In the listing that follows, count each line where the word "appropriate" appears; write nothing but the count.
─── RECORDS TO PROCESS
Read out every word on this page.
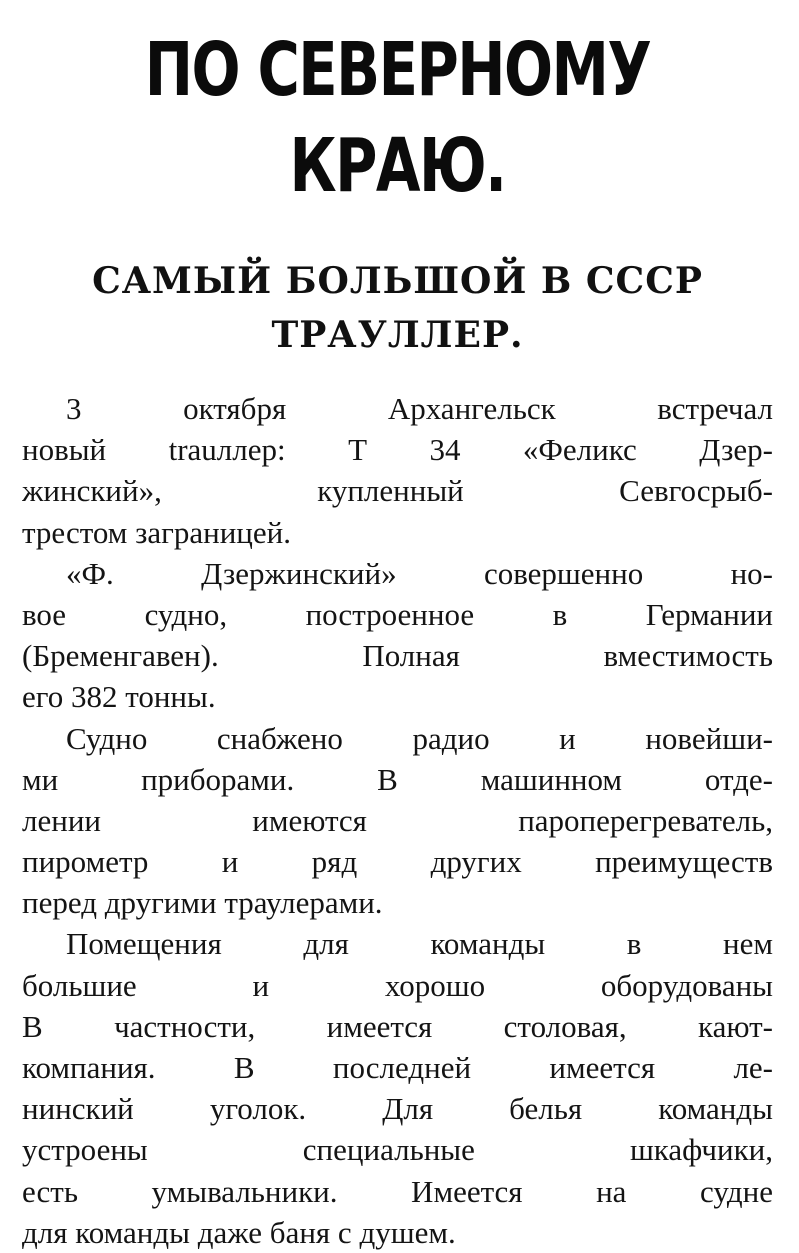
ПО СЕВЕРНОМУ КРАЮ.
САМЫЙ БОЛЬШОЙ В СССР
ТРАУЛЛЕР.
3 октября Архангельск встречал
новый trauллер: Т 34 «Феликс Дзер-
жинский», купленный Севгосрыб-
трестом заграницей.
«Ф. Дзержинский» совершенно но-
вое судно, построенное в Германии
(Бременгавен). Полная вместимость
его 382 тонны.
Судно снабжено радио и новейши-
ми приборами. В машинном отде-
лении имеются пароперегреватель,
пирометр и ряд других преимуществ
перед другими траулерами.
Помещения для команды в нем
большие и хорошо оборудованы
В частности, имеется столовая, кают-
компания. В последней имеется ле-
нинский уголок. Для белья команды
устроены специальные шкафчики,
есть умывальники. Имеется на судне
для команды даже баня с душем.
──────
─── RECORDS TO PROCESS
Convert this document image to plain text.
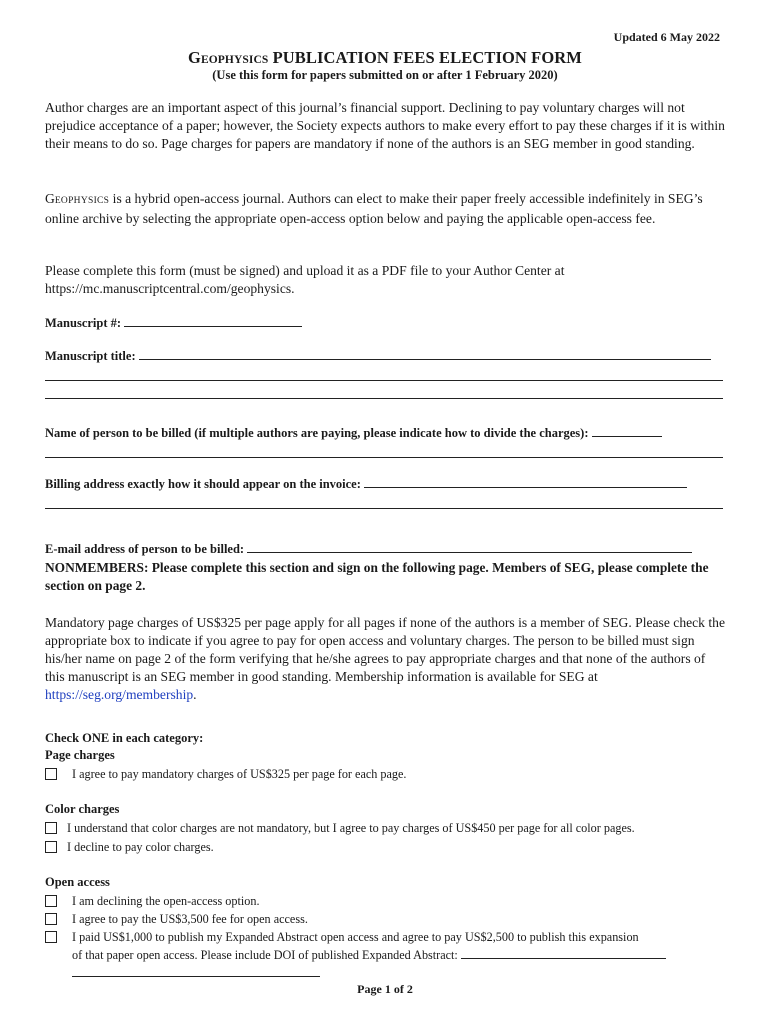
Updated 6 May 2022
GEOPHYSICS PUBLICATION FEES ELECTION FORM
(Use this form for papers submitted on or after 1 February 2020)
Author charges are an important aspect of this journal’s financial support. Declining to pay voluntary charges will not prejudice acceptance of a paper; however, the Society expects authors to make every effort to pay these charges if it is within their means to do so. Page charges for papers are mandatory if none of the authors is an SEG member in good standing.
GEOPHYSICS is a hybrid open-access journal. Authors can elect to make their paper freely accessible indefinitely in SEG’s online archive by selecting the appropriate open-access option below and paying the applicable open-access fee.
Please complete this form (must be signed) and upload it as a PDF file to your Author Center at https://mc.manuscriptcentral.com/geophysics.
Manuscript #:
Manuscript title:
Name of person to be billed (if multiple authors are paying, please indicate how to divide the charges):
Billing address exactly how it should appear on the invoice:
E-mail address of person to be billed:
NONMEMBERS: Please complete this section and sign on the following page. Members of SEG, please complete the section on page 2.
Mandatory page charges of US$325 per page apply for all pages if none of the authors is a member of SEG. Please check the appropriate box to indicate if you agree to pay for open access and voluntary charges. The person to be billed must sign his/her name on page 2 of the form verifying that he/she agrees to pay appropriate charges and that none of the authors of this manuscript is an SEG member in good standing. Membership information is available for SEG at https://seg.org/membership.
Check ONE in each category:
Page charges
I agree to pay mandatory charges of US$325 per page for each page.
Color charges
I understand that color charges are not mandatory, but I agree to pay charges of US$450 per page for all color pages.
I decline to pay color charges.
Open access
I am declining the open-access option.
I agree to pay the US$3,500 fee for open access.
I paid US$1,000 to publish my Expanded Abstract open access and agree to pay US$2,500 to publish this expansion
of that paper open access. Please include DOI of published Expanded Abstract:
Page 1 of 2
──────
• COMPLETE ANSWER
2